## EXERCISE INPUTS
= = = = =
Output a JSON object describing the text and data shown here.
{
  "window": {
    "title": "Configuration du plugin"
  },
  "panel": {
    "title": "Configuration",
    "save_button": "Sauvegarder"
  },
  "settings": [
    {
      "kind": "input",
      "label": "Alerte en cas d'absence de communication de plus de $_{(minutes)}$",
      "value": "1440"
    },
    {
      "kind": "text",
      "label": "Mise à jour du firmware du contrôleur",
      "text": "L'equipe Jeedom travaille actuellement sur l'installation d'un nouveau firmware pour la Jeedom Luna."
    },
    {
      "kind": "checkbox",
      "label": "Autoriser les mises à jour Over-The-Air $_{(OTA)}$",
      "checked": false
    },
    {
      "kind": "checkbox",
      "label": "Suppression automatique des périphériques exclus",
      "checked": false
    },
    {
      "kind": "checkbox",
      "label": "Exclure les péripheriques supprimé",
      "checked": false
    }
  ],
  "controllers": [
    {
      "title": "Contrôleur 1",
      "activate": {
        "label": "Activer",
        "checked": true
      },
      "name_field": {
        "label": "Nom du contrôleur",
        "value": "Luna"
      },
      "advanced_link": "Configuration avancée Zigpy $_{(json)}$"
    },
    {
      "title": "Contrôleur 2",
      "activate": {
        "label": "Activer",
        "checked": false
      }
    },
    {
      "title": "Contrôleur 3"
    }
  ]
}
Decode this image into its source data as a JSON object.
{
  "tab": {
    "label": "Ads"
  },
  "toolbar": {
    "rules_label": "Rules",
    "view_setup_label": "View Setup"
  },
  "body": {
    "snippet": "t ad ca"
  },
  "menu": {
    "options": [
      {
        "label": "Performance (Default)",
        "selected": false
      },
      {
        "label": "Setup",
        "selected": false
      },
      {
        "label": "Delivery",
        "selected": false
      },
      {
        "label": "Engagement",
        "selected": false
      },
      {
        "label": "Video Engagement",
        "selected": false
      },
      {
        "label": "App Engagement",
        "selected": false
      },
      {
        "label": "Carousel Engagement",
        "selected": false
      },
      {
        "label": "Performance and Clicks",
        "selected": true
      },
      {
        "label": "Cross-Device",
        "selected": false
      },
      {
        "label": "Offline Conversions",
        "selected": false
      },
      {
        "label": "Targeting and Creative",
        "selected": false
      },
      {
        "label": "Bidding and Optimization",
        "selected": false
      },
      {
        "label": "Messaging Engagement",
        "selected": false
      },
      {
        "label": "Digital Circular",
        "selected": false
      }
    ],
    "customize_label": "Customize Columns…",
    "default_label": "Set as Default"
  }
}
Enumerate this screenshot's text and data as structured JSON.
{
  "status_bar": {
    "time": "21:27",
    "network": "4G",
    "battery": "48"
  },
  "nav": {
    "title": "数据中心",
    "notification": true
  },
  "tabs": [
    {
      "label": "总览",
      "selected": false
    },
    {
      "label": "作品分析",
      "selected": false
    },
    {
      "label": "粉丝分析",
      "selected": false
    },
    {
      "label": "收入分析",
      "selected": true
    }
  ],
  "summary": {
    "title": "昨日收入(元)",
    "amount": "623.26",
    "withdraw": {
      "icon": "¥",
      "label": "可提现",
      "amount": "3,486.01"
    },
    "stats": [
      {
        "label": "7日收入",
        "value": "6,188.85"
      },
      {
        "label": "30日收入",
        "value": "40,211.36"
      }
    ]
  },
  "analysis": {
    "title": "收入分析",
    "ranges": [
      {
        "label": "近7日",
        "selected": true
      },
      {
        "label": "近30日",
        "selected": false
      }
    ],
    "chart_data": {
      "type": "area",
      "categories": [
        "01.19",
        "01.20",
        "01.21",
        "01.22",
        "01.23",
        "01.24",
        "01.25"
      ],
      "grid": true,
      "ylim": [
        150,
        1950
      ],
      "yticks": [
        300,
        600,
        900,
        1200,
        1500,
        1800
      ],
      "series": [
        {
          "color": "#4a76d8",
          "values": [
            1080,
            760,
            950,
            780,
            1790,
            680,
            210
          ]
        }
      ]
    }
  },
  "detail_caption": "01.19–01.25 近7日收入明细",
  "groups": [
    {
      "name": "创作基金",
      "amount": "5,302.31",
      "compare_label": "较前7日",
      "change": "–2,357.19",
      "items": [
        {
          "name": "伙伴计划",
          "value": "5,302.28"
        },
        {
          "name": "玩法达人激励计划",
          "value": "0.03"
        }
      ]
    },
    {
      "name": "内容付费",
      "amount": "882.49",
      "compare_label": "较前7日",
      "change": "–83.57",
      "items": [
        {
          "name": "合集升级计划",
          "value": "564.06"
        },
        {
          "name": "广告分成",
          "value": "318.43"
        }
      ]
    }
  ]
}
= = = = =
## AIM OF THE TASK
Would you reproduce the material above in full, exactly as given?

## RESULT FOR THIS TASK
Output a JSON object describing the text and data shown here.
{
  "window": {
    "title": "Configuration du plugin"
  },
  "panel": {
    "title": "Configuration",
    "save_button": "Sauvegarder"
  },
  "settings": [
    {
      "kind": "input",
      "label": "Alerte en cas d'absence de communication de plus de $_{(minutes)}$",
      "value": "1440"
    },
    {
      "kind": "text",
      "label": "Mise à jour du firmware du contrôleur",
      "text": "L'equipe Jeedom travaille actuellement sur l'installation d'un nouveau firmware pour la Jeedom Luna."
    },
    {
      "kind": "checkbox",
      "label": "Autoriser les mises à jour Over-The-Air $_{(OTA)}$",
      "checked": false
    },
    {
      "kind": "checkbox",
      "label": "Suppression automatique des périphériques exclus",
      "checked": false
    },
    {
      "kind": "checkbox",
      "label": "Exclure les péripheriques supprimé",
      "checked": false
    }
  ],
  "controllers": [
    {
      "title": "Contrôleur 1",
      "activate": {
        "label": "Activer",
        "checked": true
      },
      "name_field": {
        "label": "Nom du contrôleur",
        "value": "Luna"
      },
      "advanced_link": "Configuration avancée Zigpy $_{(json)}$"
    },
    {
      "title": "Contrôleur 2",
      "activate": {
        "label": "Activer",
        "checked": false
      }
    },
    {
      "title": "Contrôleur 3"
    }
  ]
}
Decode this image into its source data as a JSON object.
{
  "tab": {
    "label": "Ads"
  },
  "toolbar": {
    "rules_label": "Rules",
    "view_setup_label": "View Setup"
  },
  "body": {
    "snippet": "t ad ca"
  },
  "menu": {
    "options": [
      {
        "label": "Performance (Default)",
        "selected": false
      },
      {
        "label": "Setup",
        "selected": false
      },
      {
        "label": "Delivery",
        "selected": false
      },
      {
        "label": "Engagement",
        "selected": false
      },
      {
        "label": "Video Engagement",
        "selected": false
      },
      {
        "label": "App Engagement",
        "selected": false
      },
      {
        "label": "Carousel Engagement",
        "selected": false
      },
      {
        "label": "Performance and Clicks",
        "selected": true
      },
      {
        "label": "Cross-Device",
        "selected": false
      },
      {
        "label": "Offline Conversions",
        "selected": false
      },
      {
        "label": "Targeting and Creative",
        "selected": false
      },
      {
        "label": "Bidding and Optimization",
        "selected": false
      },
      {
        "label": "Messaging Engagement",
        "selected": false
      },
      {
        "label": "Digital Circular",
        "selected": false
      }
    ],
    "customize_label": "Customize Columns…",
    "default_label": "Set as Default"
  }
}
Enumerate this screenshot's text and data as structured JSON.
{
  "status_bar": {
    "time": "21:27",
    "network": "4G",
    "battery": "48"
  },
  "nav": {
    "title": "数据中心",
    "notification": true
  },
  "tabs": [
    {
      "label": "总览",
      "selected": false
    },
    {
      "label": "作品分析",
      "selected": false
    },
    {
      "label": "粉丝分析",
      "selected": false
    },
    {
      "label": "收入分析",
      "selected": true
    }
  ],
  "summary": {
    "title": "昨日收入(元)",
    "amount": "623.26",
    "withdraw": {
      "icon": "¥",
      "label": "可提现",
      "amount": "3,486.01"
    },
    "stats": [
      {
        "label": "7日收入",
        "value": "6,188.85"
      },
      {
        "label": "30日收入",
        "value": "40,211.36"
      }
    ]
  },
  "analysis": {
    "title": "收入分析",
    "ranges": [
      {
        "label": "近7日",
        "selected": true
      },
      {
        "label": "近30日",
        "selected": false
      }
    ],
    "chart_data": {
      "type": "area",
      "categories": [
        "01.19",
        "01.20",
        "01.21",
        "01.22",
        "01.23",
        "01.24",
        "01.25"
      ],
      "grid": true,
      "ylim": [
        150,
        1950
      ],
      "yticks": [
        300,
        600,
        900,
        1200,
        1500,
        1800
      ],
      "series": [
        {
          "color": "#4a76d8",
          "values": [
            1080,
            760,
            950,
            780,
            1790,
            680,
            210
          ]
        }
      ]
    }
  },
  "detail_caption": "01.19–01.25 近7日收入明细",
  "groups": [
    {
      "name": "创作基金",
      "amount": "5,302.31",
      "compare_label": "较前7日",
      "change": "–2,357.19",
      "items": [
        {
          "name": "伙伴计划",
          "value": "5,302.28"
        },
        {
          "name": "玩法达人激励计划",
          "value": "0.03"
        }
      ]
    },
    {
      "name": "内容付费",
      "amount": "882.49",
      "compare_label": "较前7日",
      "change": "–83.57",
      "items": [
        {
          "name": "合集升级计划",
          "value": "564.06"
        },
        {
          "name": "广告分成",
          "value": "318.43"
        }
      ]
    }
  ]
}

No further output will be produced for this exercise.